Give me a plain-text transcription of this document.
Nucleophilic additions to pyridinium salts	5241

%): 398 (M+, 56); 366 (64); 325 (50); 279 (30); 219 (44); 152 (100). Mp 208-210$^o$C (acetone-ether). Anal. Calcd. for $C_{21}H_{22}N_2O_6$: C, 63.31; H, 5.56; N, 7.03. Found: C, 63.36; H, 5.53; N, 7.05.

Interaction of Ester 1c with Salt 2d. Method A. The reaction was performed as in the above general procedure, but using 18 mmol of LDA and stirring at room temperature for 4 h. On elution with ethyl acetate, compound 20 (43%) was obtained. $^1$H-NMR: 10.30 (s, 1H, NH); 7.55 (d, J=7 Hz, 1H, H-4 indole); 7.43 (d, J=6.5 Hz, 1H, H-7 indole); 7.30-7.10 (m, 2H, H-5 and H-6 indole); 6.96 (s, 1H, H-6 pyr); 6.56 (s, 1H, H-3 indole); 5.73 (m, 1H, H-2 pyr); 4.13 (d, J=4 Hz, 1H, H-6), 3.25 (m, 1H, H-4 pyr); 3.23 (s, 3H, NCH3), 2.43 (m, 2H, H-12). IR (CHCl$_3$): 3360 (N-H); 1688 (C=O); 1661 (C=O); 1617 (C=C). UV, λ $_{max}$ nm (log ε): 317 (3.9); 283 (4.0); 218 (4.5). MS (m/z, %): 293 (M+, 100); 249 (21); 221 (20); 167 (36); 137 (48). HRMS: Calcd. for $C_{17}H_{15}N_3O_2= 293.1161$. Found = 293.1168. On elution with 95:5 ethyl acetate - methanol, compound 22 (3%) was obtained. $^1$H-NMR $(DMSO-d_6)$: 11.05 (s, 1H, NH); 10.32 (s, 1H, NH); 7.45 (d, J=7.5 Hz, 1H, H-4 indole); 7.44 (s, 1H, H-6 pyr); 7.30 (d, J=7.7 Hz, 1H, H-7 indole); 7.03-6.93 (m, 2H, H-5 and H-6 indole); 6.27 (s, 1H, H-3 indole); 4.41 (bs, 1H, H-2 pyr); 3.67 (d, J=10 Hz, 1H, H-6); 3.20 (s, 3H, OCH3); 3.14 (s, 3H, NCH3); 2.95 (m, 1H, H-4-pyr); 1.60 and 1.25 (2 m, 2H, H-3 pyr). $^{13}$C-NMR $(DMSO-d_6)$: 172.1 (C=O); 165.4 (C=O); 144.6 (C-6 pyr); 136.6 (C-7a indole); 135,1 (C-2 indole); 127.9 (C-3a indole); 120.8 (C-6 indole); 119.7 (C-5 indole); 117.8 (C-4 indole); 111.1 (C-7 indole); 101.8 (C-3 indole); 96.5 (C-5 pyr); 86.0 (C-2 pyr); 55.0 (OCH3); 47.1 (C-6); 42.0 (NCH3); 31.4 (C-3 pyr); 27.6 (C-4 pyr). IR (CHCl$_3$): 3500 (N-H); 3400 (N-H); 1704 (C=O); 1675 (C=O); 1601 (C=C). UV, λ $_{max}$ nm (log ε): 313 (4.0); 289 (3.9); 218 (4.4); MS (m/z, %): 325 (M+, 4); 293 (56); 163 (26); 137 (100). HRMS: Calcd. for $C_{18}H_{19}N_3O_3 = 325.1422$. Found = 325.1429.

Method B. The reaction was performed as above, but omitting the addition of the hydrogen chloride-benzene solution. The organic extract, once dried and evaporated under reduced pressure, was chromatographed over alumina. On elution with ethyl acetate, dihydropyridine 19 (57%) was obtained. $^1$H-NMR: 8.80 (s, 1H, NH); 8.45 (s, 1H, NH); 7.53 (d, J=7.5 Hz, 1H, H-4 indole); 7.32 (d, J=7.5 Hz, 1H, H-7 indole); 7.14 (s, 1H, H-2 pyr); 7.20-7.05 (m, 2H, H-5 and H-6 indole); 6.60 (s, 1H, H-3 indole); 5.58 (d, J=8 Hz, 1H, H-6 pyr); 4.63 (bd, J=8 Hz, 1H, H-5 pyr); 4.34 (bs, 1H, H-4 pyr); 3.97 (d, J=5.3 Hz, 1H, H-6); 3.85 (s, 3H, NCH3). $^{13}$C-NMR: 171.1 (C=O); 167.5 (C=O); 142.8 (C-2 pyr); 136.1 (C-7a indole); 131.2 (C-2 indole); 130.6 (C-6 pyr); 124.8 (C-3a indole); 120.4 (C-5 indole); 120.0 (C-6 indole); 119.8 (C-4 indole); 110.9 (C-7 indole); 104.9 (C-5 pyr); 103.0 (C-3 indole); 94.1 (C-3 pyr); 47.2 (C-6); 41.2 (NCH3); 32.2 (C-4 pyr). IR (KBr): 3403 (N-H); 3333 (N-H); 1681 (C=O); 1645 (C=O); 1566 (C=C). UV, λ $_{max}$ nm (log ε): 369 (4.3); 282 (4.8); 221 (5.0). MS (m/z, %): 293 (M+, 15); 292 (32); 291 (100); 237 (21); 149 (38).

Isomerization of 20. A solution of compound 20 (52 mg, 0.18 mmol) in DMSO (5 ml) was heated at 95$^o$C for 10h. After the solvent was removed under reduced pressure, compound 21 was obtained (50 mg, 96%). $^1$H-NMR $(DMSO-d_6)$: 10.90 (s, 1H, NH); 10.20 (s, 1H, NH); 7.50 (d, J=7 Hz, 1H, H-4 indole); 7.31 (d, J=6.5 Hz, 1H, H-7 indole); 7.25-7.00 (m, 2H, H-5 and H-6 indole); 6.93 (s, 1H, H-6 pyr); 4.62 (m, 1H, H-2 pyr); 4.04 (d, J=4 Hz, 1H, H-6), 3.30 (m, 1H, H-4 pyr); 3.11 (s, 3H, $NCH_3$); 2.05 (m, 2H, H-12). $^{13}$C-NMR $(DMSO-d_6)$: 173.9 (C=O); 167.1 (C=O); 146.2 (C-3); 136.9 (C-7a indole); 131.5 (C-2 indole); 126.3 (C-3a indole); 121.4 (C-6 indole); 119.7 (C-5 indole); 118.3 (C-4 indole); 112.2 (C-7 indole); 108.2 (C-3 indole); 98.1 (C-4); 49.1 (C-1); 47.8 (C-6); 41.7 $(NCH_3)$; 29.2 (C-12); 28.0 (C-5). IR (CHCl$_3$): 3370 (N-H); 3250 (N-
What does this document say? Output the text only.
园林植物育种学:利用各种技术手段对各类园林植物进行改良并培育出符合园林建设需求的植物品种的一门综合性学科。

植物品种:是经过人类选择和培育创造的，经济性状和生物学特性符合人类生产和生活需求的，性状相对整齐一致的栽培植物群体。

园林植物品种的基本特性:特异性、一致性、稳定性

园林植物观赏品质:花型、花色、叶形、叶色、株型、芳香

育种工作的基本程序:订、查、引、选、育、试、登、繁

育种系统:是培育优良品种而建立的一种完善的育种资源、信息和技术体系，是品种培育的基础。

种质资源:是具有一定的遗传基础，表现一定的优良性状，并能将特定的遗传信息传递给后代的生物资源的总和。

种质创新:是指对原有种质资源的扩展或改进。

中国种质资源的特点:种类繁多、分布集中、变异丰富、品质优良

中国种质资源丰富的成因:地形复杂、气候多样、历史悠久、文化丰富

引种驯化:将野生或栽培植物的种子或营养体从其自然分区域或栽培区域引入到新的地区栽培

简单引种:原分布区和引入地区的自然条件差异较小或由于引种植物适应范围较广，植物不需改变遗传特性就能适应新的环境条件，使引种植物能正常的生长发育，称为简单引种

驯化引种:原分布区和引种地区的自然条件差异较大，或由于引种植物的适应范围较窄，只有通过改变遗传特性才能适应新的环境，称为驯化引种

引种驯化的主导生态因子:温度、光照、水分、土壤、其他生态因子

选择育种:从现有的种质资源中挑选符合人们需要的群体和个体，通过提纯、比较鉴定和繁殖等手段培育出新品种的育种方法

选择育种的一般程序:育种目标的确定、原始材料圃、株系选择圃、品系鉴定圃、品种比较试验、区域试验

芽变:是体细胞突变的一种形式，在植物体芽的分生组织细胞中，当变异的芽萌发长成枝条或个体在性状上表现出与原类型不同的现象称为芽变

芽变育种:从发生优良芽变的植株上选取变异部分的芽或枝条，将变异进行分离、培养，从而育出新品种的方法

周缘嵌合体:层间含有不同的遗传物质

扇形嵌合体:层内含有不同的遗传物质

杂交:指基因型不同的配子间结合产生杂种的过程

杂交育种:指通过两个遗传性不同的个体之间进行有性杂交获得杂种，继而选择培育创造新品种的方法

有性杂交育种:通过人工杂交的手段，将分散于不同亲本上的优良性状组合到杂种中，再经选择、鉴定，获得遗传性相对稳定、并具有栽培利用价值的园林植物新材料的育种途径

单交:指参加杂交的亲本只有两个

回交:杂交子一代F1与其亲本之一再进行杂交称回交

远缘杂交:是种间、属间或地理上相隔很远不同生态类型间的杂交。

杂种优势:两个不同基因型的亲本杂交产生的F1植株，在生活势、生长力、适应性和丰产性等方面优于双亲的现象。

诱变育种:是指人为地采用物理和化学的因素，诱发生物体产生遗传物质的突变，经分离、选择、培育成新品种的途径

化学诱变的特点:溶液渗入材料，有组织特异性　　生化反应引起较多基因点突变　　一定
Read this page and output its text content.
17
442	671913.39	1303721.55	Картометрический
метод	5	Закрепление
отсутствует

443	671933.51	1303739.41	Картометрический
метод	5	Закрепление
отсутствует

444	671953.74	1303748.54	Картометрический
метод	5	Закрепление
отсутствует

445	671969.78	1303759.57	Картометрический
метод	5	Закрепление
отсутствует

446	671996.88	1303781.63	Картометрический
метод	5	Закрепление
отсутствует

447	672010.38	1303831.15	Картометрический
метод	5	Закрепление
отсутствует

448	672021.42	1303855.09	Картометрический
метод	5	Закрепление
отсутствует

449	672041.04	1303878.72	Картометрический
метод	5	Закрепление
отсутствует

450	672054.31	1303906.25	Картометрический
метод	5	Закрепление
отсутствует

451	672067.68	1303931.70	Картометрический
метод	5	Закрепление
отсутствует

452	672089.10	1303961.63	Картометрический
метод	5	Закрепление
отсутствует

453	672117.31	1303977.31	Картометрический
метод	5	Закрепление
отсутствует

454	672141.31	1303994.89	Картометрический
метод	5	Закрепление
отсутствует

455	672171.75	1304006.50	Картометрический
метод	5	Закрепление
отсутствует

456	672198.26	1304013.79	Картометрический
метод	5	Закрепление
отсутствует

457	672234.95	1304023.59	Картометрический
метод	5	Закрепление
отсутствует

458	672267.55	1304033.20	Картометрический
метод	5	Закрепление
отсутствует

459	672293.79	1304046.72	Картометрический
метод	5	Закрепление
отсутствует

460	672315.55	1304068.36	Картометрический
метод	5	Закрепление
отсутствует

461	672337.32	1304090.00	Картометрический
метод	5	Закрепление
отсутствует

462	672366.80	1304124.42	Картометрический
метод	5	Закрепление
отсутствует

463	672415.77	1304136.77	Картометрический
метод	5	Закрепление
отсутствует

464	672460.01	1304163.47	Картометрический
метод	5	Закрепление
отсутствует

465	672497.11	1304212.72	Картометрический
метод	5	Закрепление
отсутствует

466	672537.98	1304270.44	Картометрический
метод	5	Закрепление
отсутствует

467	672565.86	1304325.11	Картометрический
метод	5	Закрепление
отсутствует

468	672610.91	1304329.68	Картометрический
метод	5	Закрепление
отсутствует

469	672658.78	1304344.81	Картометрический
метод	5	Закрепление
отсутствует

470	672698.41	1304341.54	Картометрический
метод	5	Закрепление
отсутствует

· · · ·

DESCRIPTION OF THE TASK:
Show the lines of the records that include the string "document".

FINISHED TASK:
Give me a plain-text transcription of this document.
What does this document say? Output the text only.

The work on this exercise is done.